[Begin SUPPLIED RECORDS]
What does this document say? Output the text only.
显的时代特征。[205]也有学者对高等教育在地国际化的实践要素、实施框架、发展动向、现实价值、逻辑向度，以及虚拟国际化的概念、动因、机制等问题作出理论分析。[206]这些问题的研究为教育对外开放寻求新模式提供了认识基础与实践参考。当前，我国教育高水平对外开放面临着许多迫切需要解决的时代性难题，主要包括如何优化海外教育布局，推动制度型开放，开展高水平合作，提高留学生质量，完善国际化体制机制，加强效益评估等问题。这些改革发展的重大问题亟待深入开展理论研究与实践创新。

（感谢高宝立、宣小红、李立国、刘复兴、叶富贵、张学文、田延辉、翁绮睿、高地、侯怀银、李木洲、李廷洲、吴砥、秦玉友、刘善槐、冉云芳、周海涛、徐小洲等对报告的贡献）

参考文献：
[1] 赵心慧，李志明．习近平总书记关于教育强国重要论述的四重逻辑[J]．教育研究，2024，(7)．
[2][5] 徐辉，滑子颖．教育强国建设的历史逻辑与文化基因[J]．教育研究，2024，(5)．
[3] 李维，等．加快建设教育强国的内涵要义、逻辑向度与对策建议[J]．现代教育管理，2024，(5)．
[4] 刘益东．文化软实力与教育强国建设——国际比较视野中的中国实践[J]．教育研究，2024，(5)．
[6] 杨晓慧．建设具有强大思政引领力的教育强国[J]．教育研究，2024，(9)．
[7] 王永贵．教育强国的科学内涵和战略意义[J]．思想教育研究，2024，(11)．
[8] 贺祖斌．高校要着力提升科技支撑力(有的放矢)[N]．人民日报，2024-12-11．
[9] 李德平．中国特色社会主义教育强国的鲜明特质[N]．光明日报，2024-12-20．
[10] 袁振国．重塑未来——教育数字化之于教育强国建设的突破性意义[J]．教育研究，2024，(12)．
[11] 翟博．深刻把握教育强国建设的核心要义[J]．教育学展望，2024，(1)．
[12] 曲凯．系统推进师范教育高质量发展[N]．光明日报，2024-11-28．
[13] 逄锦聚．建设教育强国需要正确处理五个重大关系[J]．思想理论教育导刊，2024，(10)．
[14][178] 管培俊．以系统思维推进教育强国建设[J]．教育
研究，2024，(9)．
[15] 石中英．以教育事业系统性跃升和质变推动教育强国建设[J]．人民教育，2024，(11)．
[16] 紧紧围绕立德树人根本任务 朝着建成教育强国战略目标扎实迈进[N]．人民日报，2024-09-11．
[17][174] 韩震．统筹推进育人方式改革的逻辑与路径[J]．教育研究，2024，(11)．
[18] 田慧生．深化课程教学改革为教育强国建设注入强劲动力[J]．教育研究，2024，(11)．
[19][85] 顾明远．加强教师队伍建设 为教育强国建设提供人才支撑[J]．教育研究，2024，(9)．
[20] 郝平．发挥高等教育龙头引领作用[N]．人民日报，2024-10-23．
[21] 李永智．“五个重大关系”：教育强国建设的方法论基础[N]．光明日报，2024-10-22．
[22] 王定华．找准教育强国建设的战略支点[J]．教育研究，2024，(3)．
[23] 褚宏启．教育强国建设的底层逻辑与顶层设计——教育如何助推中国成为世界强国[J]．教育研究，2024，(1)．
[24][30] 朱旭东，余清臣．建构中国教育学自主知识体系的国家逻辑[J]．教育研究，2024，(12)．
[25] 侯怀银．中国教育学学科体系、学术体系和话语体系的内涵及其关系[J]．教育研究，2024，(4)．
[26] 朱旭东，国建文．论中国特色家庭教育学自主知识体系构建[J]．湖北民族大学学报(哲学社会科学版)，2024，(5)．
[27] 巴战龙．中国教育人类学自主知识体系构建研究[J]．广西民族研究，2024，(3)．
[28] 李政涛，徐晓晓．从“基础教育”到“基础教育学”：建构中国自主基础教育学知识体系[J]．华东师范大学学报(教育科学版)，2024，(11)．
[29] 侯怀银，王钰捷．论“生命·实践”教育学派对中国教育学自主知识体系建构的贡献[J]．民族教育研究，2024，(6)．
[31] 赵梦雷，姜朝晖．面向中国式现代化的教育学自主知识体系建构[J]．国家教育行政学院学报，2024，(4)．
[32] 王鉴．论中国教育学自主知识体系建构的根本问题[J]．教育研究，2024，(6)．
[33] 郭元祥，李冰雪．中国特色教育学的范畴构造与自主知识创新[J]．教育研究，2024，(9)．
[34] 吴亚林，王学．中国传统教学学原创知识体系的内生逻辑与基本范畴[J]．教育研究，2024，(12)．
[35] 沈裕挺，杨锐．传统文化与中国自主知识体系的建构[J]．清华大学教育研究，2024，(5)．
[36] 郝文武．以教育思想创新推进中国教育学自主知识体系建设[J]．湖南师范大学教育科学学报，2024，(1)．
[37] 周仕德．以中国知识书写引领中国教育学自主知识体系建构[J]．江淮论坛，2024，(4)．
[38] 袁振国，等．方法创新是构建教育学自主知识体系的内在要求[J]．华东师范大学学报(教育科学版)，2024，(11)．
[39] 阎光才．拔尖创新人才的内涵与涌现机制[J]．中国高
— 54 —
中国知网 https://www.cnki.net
[End SUPPLIED RECORDS]
— THE EXERCISE —
Note each line of the entries that has "人民日报" in it, and copy those lines.

— EXERCISE OUTPUT —
[8] 贺祖斌．高校要着力提升科技支撑力(有的放矢)[N]．人民日报，2024-12-11．
[16] 紧紧围绕立德树人根本任务 朝着建成教育强国战略目标扎实迈进[N]．人民日报，2024-09-11．
[20] 郝平．发挥高等教育龙头引领作用[N]．人民日报，2024-10-23．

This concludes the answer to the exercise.